* BEGIN Given entries *

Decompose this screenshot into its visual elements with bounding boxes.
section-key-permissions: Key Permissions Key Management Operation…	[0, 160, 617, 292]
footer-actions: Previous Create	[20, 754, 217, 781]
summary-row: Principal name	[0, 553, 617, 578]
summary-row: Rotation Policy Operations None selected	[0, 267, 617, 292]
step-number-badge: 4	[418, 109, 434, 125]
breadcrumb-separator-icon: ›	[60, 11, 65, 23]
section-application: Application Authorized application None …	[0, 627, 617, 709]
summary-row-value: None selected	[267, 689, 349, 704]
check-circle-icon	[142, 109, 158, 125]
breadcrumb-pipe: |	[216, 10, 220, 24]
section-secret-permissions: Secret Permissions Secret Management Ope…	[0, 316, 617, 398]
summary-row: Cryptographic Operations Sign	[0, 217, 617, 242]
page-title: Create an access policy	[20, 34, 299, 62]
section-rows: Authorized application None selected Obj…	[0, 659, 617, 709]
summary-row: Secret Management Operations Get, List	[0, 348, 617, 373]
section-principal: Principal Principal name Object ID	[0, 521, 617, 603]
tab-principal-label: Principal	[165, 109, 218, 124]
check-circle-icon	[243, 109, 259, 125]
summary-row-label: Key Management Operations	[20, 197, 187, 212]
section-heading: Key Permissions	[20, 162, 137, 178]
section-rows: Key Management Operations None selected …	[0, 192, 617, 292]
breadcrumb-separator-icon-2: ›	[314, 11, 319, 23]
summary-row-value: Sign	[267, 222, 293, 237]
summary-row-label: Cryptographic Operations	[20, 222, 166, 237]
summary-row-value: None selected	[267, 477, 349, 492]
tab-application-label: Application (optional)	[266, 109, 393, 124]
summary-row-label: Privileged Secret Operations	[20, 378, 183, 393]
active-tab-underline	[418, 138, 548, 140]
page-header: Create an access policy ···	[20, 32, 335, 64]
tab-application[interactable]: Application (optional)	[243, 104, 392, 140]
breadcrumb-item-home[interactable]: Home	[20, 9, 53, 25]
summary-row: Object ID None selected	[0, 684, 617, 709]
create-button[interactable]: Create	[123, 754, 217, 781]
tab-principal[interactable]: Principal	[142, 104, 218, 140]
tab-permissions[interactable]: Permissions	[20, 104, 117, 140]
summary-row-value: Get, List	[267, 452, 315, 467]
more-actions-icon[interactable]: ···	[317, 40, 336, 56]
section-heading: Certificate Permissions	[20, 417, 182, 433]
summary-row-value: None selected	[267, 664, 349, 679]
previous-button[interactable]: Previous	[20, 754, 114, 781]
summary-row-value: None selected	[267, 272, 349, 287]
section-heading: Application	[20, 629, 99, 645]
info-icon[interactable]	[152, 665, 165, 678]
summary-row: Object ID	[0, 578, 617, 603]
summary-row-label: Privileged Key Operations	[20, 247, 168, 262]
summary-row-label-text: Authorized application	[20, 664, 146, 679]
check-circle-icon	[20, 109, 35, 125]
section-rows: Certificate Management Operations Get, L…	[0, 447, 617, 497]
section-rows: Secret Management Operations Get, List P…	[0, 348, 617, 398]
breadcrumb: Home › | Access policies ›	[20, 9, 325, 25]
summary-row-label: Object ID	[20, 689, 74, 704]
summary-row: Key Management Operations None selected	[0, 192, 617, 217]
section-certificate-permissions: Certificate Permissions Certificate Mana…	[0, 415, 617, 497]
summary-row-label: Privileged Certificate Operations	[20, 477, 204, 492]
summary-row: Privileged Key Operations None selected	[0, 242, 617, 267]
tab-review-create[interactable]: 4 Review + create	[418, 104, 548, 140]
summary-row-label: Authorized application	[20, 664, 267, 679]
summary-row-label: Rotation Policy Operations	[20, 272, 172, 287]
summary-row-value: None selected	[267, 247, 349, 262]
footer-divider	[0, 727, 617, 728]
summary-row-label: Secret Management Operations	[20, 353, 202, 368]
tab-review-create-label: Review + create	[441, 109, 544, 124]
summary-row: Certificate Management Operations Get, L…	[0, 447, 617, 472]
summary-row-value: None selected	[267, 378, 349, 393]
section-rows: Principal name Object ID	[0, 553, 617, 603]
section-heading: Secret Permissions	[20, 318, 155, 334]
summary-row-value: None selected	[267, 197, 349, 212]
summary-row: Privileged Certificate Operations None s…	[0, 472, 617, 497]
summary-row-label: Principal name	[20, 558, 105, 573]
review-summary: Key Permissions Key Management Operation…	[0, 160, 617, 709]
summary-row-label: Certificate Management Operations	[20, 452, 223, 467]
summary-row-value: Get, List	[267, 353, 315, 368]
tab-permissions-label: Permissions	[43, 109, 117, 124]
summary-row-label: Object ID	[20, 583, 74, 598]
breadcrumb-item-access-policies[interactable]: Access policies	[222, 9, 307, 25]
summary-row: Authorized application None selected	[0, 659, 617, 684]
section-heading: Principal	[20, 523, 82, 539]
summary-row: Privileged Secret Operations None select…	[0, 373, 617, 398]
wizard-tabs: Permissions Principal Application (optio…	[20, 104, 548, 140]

* END Given entries *

Problem description »
Transcribe the records verbatim from the first line through the line containing "689, 349, 704]", including both of those lines.

The response »
Decompose this screenshot into its visual elements with bounding boxes.
section-key-permissions: Key Permissions Key Management Operation…	[0, 160, 617, 292]
footer-actions: Previous Create	[20, 754, 217, 781]
summary-row: Principal name	[0, 553, 617, 578]
summary-row: Rotation Policy Operations None selected	[0, 267, 617, 292]
step-number-badge: 4	[418, 109, 434, 125]
breadcrumb-separator-icon: ›	[60, 11, 65, 23]
section-application: Application Authorized application None …	[0, 627, 617, 709]
summary-row-value: None selected	[267, 689, 349, 704]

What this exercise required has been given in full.